== DIRECTIONS FOR THIS TASK ==
Pull out each line of the data that includes the word "text".
===
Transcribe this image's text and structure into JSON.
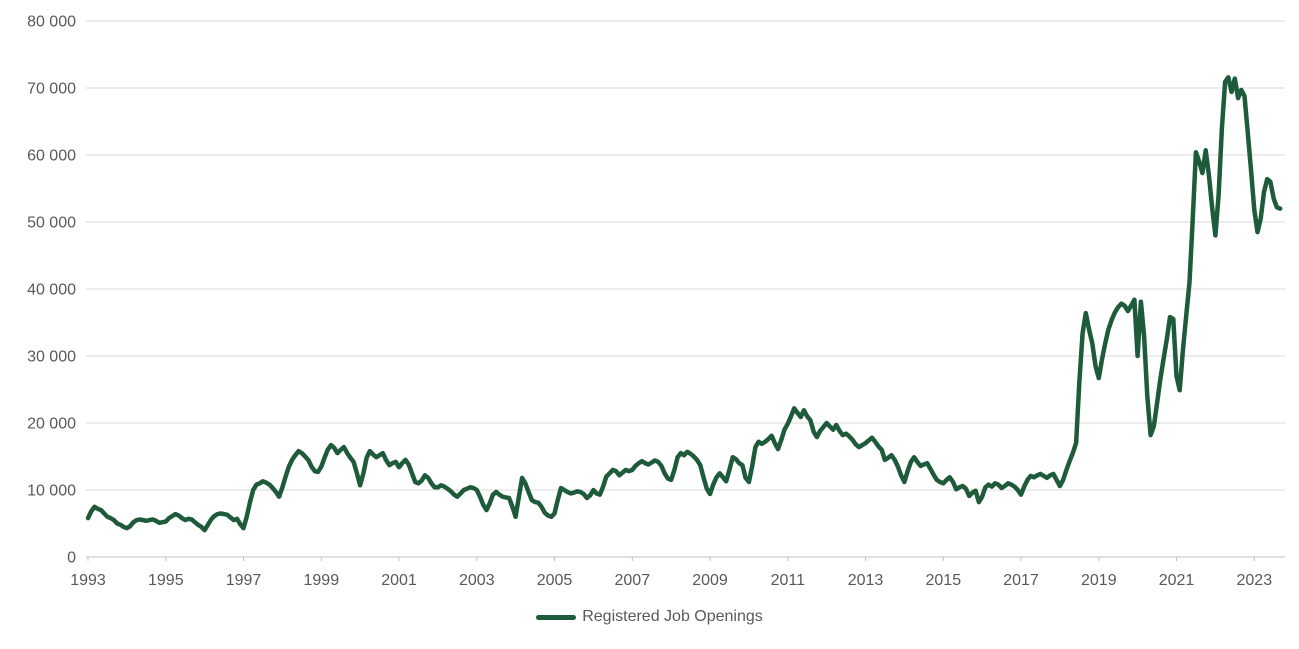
{
  "page": {
    "background": "#ffffff"
  },
  "chart_data": {
    "type": "line",
    "title": "",
    "xlabel": "",
    "ylabel": "",
    "grid": "horizontal-only",
    "legend_position": "bottom-center",
    "ylim": [
      0,
      80000
    ],
    "x_ticks": [
      1993,
      1995,
      1997,
      1999,
      2001,
      2003,
      2005,
      2007,
      2009,
      2011,
      2013,
      2015,
      2017,
      2019,
      2021,
      2023
    ],
    "y_ticks": [
      {
        "value": 0,
        "label": "0"
      },
      {
        "value": 10000,
        "label": "10 000"
      },
      {
        "value": 20000,
        "label": "20 000"
      },
      {
        "value": 30000,
        "label": "30 000"
      },
      {
        "value": 40000,
        "label": "40 000"
      },
      {
        "value": 50000,
        "label": "50 000"
      },
      {
        "value": 60000,
        "label": "60 000"
      },
      {
        "value": 70000,
        "label": "70 000"
      },
      {
        "value": 80000,
        "label": "80 000"
      }
    ],
    "colors": {
      "line": "#1e5b3a",
      "gridline": "#d9d9d9",
      "axis": "#c0c0c0",
      "text": "#595959"
    },
    "frequency": "monthly",
    "series": [
      {
        "name": "Registered Job Openings",
        "color": "#1e5b3a",
        "start": "1993-01",
        "end": "2023-09",
        "values": [
          5800,
          6800,
          7500,
          7200,
          7000,
          6500,
          6000,
          5800,
          5500,
          5000,
          4800,
          4500,
          4300,
          4600,
          5200,
          5500,
          5600,
          5500,
          5400,
          5500,
          5600,
          5400,
          5100,
          5200,
          5300,
          5800,
          6100,
          6400,
          6200,
          5800,
          5500,
          5700,
          5600,
          5200,
          4800,
          4500,
          4000,
          4800,
          5600,
          6100,
          6400,
          6500,
          6400,
          6300,
          5900,
          5500,
          5700,
          4900,
          4300,
          6000,
          8200,
          10000,
          10800,
          11000,
          11300,
          11100,
          10800,
          10300,
          9700,
          9000,
          10400,
          12000,
          13500,
          14500,
          15200,
          15800,
          15500,
          15000,
          14500,
          13500,
          12800,
          12700,
          13500,
          14800,
          16000,
          16700,
          16300,
          15500,
          16000,
          16400,
          15500,
          14800,
          14200,
          12500,
          10700,
          12500,
          14800,
          15800,
          15300,
          14900,
          15200,
          15500,
          14500,
          13700,
          14000,
          14200,
          13400,
          14000,
          14500,
          13800,
          12500,
          11200,
          11000,
          11400,
          12200,
          11800,
          11000,
          10400,
          10400,
          10700,
          10500,
          10200,
          9800,
          9300,
          9000,
          9500,
          10000,
          10200,
          10400,
          10300,
          10000,
          9000,
          7800,
          7000,
          8000,
          9300,
          9700,
          9300,
          9000,
          8900,
          8800,
          7500,
          6000,
          9000,
          11800,
          11000,
          9700,
          8500,
          8200,
          8100,
          7500,
          6600,
          6200,
          6000,
          6500,
          8500,
          10300,
          10000,
          9700,
          9500,
          9600,
          9800,
          9700,
          9400,
          8800,
          9200,
          10000,
          9500,
          9300,
          10500,
          12000,
          12500,
          13000,
          12800,
          12200,
          12600,
          13000,
          12800,
          13000,
          13600,
          14000,
          14300,
          14000,
          13800,
          14100,
          14400,
          14200,
          13600,
          12500,
          11700,
          11500,
          13000,
          14900,
          15500,
          15200,
          15700,
          15400,
          15000,
          14500,
          13700,
          11900,
          10200,
          9400,
          10800,
          11900,
          12500,
          11900,
          11300,
          13000,
          14900,
          14600,
          14000,
          13700,
          11800,
          11200,
          13500,
          16400,
          17200,
          16900,
          17200,
          17600,
          18100,
          17000,
          16100,
          17500,
          19000,
          19900,
          21000,
          22200,
          21500,
          20900,
          21900,
          21000,
          20400,
          18700,
          17900,
          18800,
          19400,
          20000,
          19500,
          19000,
          19700,
          18800,
          18200,
          18400,
          18000,
          17500,
          16800,
          16400,
          16700,
          17000,
          17400,
          17800,
          17200,
          16500,
          16000,
          14500,
          14800,
          15200,
          14500,
          13500,
          12200,
          11200,
          12800,
          14200,
          14900,
          14200,
          13600,
          13800,
          14000,
          13200,
          12300,
          11500,
          11200,
          11000,
          11500,
          11900,
          11200,
          10100,
          10400,
          10600,
          10200,
          9100,
          9600,
          9900,
          8200,
          9000,
          10400,
          10800,
          10500,
          11000,
          10800,
          10300,
          10600,
          11000,
          10800,
          10500,
          10000,
          9300,
          10500,
          11500,
          12100,
          11900,
          12200,
          12400,
          12100,
          11800,
          12200,
          12400,
          11500,
          10600,
          11500,
          13000,
          14300,
          15500,
          17000,
          26000,
          33400,
          36400,
          34000,
          31900,
          28500,
          26700,
          29500,
          31900,
          34000,
          35400,
          36500,
          37300,
          37800,
          37500,
          36700,
          37500,
          38400,
          30000,
          38100,
          33000,
          24000,
          18200,
          19500,
          23000,
          26500,
          29500,
          32500,
          35800,
          35500,
          27000,
          24900,
          31000,
          36000,
          41000,
          50300,
          60400,
          59000,
          57300,
          60700,
          57000,
          52200,
          48000,
          54000,
          64000,
          70900,
          71600,
          69400,
          71400,
          68500,
          69700,
          68800,
          63300,
          57800,
          51800,
          48500,
          50500,
          54500,
          56400,
          56000,
          53500,
          52200,
          52000
        ]
      }
    ]
  }
}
===
== RESULT BELOW ==
Transcribe this image's text and structure into JSON.
      "text": "#595959"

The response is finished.